Exercise => Report all lines holding "text".
____
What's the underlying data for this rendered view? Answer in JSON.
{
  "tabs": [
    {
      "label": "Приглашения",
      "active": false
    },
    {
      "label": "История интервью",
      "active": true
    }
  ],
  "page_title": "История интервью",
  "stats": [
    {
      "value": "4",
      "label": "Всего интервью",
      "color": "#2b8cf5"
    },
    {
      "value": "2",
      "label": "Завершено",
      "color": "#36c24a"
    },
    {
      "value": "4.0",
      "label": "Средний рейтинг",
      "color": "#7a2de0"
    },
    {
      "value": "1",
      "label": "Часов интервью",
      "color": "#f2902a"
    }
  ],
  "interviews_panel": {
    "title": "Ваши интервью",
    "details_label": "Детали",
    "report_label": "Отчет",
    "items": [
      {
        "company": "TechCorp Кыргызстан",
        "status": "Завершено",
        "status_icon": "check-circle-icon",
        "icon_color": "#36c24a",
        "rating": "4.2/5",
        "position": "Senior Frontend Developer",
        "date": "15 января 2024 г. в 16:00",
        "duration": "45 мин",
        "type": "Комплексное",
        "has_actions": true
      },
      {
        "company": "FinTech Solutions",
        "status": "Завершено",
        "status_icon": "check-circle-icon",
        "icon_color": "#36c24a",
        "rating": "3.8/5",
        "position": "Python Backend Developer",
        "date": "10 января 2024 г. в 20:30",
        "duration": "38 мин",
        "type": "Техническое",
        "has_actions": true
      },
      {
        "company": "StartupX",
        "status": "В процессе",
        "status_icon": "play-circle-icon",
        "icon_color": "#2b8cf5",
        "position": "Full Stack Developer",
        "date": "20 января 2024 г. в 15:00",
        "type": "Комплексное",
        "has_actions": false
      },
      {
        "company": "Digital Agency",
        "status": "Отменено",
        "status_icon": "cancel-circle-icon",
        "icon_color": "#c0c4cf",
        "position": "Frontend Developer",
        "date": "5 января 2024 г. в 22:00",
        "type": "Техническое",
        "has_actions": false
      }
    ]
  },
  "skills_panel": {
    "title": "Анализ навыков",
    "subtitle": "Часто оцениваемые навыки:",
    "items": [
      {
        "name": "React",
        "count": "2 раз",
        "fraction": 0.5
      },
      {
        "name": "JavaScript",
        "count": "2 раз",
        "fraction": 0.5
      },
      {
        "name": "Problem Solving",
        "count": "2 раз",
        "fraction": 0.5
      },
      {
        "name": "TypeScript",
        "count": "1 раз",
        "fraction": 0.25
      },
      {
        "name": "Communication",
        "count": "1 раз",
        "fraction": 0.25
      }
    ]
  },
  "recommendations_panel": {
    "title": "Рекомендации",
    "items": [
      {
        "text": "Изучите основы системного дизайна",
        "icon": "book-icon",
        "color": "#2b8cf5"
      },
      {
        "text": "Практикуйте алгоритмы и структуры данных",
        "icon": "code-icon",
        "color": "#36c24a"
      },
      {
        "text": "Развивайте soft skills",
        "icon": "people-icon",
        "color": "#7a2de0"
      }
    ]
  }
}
____
Worked solution =>
        "text": "Изучите основы системного дизайна",
        "text": "Практикуйте алгоритмы и структуры данных",
        "text": "Развивайте soft skills",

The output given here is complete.